Goal of the exercise: Of the lines listed below, how many contain the string "JSON"? Answer with the number alone.
-- start Provided records --
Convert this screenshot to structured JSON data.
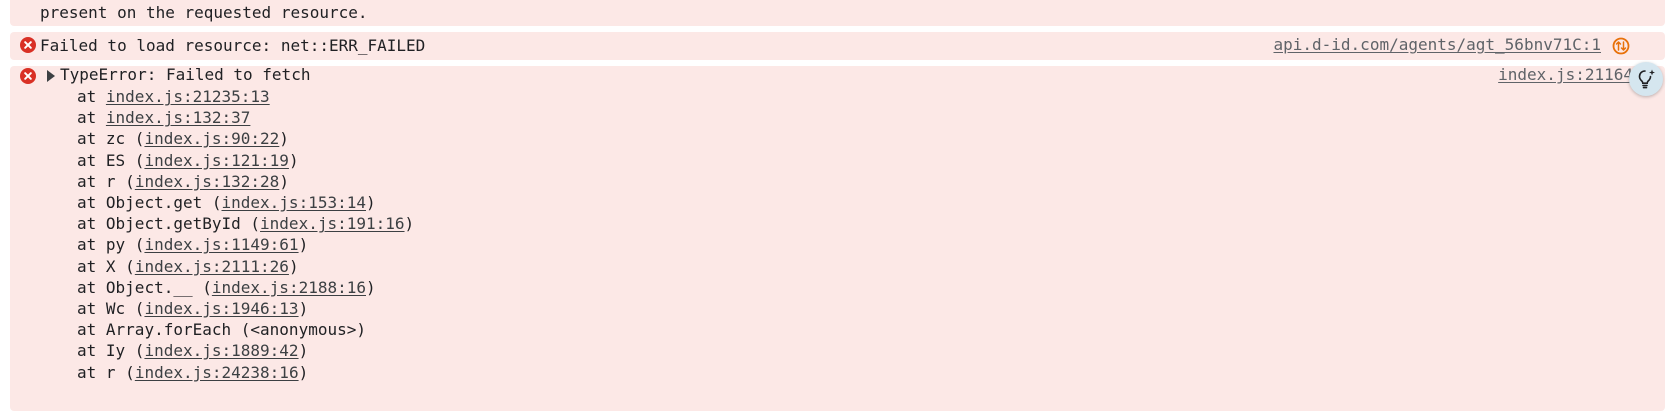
{
  "messages": {
    "m0": {
      "text": "present on the requested resource."
    },
    "m1": {
      "text": "Failed to load resource: net::ERR_FAILED",
      "source": "api.d-id.com/agents/agt_56bnv71C:1"
    },
    "m2": {
      "header": "TypeError: Failed to fetch",
      "source": "index.js:21164",
      "stack": [
        {
          "pre": "at ",
          "fn": "",
          "link": "index.js:21235:13",
          "post": ""
        },
        {
          "pre": "at ",
          "fn": "",
          "link": "index.js:132:37",
          "post": ""
        },
        {
          "pre": "at ",
          "fn": "zc (",
          "link": "index.js:90:22",
          "post": ")"
        },
        {
          "pre": "at ",
          "fn": "ES (",
          "link": "index.js:121:19",
          "post": ")"
        },
        {
          "pre": "at ",
          "fn": "r (",
          "link": "index.js:132:28",
          "post": ")"
        },
        {
          "pre": "at ",
          "fn": "Object.get (",
          "link": "index.js:153:14",
          "post": ")"
        },
        {
          "pre": "at ",
          "fn": "Object.getById (",
          "link": "index.js:191:16",
          "post": ")"
        },
        {
          "pre": "at ",
          "fn": "py (",
          "link": "index.js:1149:61",
          "post": ")"
        },
        {
          "pre": "at ",
          "fn": "X (",
          "link": "index.js:2111:26",
          "post": ")"
        },
        {
          "pre": "at ",
          "fn": "Object.__ (",
          "link": "index.js:2188:16",
          "post": ")"
        },
        {
          "pre": "at ",
          "fn": "Wc (",
          "link": "index.js:1946:13",
          "post": ")"
        },
        {
          "pre": "at ",
          "fn": "Array.forEach (<anonymous>)",
          "link": "",
          "post": ""
        },
        {
          "pre": "at ",
          "fn": "Iy (",
          "link": "index.js:1889:42",
          "post": ")"
        },
        {
          "pre": "at ",
          "fn": "r (",
          "link": "index.js:24238:16",
          "post": ")"
        }
      ]
    }
  },
  "icons": {
    "error": "error-circle-icon",
    "network": "network-request-icon",
    "insight": "lightbulb-insight-icon",
    "expand": "expand-triangle-icon"
  },
  "colors": {
    "row_bg": "#fce8e6",
    "error_icon": "#d93025",
    "network_icon": "#e8710a",
    "bulb_bg": "#d5e6ef"
  }
}
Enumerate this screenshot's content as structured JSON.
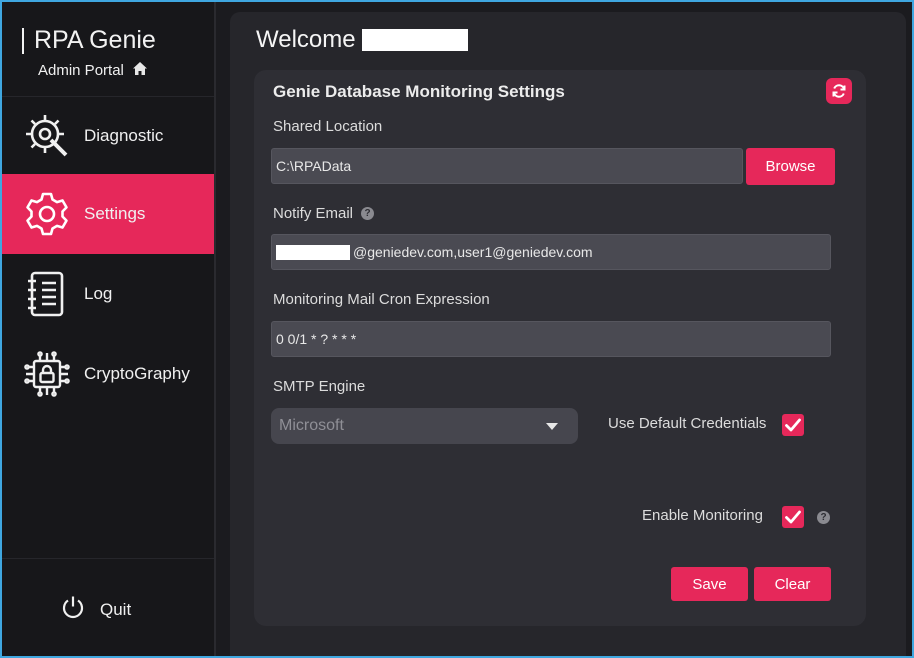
{
  "sidebar": {
    "brand_title": "RPA Genie",
    "brand_subtitle": "Admin Portal",
    "items": [
      {
        "label": "Diagnostic",
        "icon": "gear-wrench-icon",
        "active": false
      },
      {
        "label": "Settings",
        "icon": "gear-icon",
        "active": true
      },
      {
        "label": "Log",
        "icon": "notebook-icon",
        "active": false
      },
      {
        "label": "CryptoGraphy",
        "icon": "circuit-lock-icon",
        "active": false
      }
    ],
    "quit_label": "Quit"
  },
  "header": {
    "welcome": "Welcome"
  },
  "settings_card": {
    "title": "Genie Database Monitoring Settings",
    "shared_location": {
      "label": "Shared Location",
      "value": "C:\\RPAData",
      "browse_label": "Browse"
    },
    "notify_email": {
      "label": "Notify Email",
      "value": "@geniedev.com,user1@geniedev.com"
    },
    "cron": {
      "label": "Monitoring Mail Cron Expression",
      "value": "0 0/1 * ? * * *"
    },
    "smtp": {
      "label": "SMTP Engine",
      "selected": "Microsoft"
    },
    "use_default_credentials": {
      "label": "Use Default Credentials",
      "checked": true
    },
    "enable_monitoring": {
      "label": "Enable Monitoring",
      "checked": true
    },
    "save_label": "Save",
    "clear_label": "Clear"
  },
  "colors": {
    "accent": "#e6285a",
    "sidebar_bg": "#17171a",
    "main_bg": "#26262b",
    "card_bg": "#2e2e34",
    "field_bg": "#4a4a52",
    "frame_border": "#3fa7e0"
  }
}
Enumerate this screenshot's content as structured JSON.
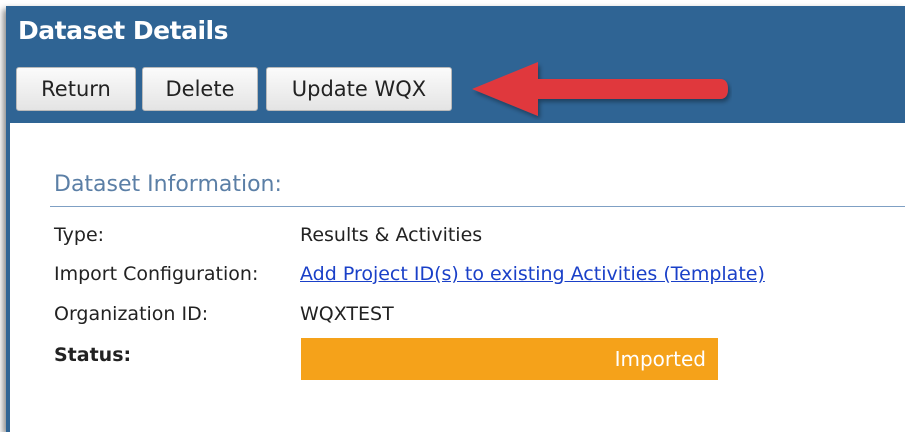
{
  "header": {
    "title": "Dataset Details",
    "buttons": {
      "return_label": "Return",
      "delete_label": "Delete",
      "update_label": "Update WQX"
    }
  },
  "section": {
    "title": "Dataset Information:"
  },
  "fields": {
    "type": {
      "label": "Type:",
      "value": "Results & Activities"
    },
    "import_config": {
      "label": "Import Configuration:",
      "value": "Add Project ID(s) to existing Activities (Template)"
    },
    "org_id": {
      "label": "Organization ID:",
      "value": "WQXTEST"
    },
    "status": {
      "label": "Status:",
      "value": "Imported"
    }
  },
  "colors": {
    "header_bg": "#2f6494",
    "status_bg": "#f5a21a",
    "arrow": "#e0393e",
    "link": "#1a40c8"
  }
}
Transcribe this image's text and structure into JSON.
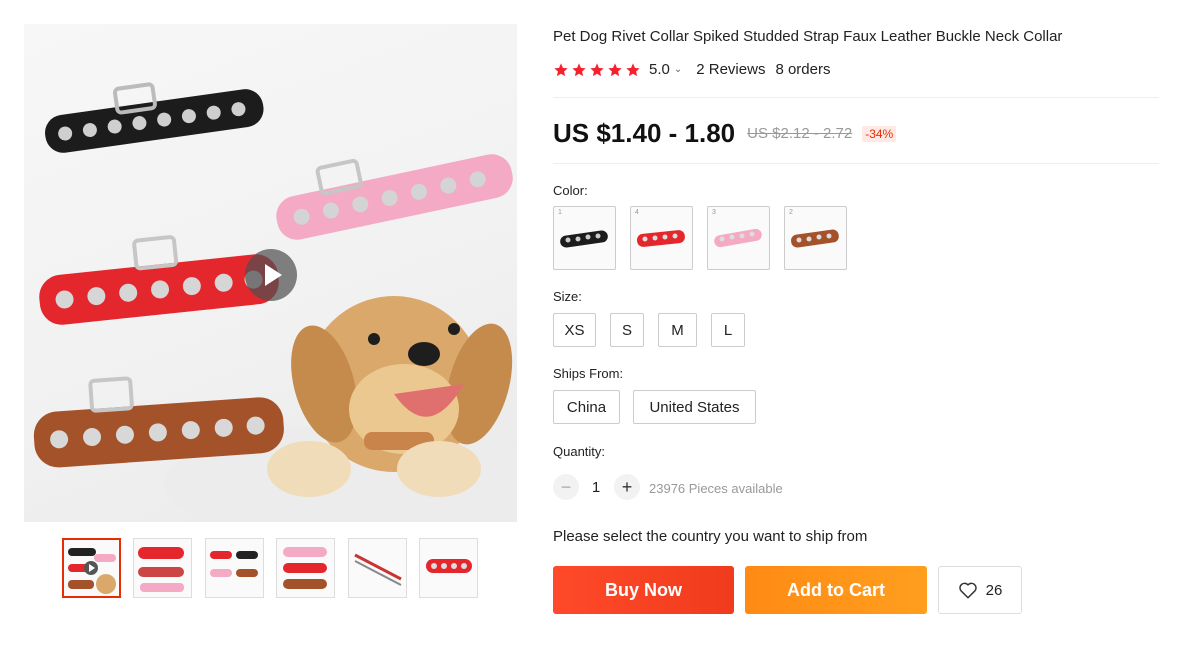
{
  "product": {
    "title": "Pet Dog Rivet Collar Spiked Studded Strap Faux Leather Buckle Neck Collar",
    "rating": "5.0",
    "reviews": "2 Reviews",
    "orders": "8 orders",
    "price": "US $1.40 - 1.80",
    "old_price": "US $2.12 - 2.72",
    "discount": "-34%"
  },
  "colors": {
    "accent": "#e62e04",
    "buy_now": "#f03c1c",
    "add_to_cart": "#ff9a1e",
    "star": "#f5222d"
  },
  "options": {
    "color_label": "Color:",
    "color_swatches": [
      {
        "num": "1",
        "icon": "black-collar-swatch"
      },
      {
        "num": "4",
        "icon": "red-collar-swatch"
      },
      {
        "num": "3",
        "icon": "pink-collar-swatch"
      },
      {
        "num": "2",
        "icon": "brown-collar-swatch"
      }
    ],
    "size_label": "Size:",
    "sizes": [
      "XS",
      "S",
      "M",
      "L"
    ],
    "ships_from_label": "Ships From:",
    "ships_from": [
      "China",
      "United States"
    ]
  },
  "quantity": {
    "label": "Quantity:",
    "minus": "−",
    "plus": "+",
    "value": "1",
    "available": "23976 Pieces available"
  },
  "shipping_note": "Please select the country you want to ship from",
  "actions": {
    "buy_now": "Buy Now",
    "add_to_cart": "Add to Cart",
    "wishlist_count": "26"
  }
}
-- end Provided records --
Correct answer: 4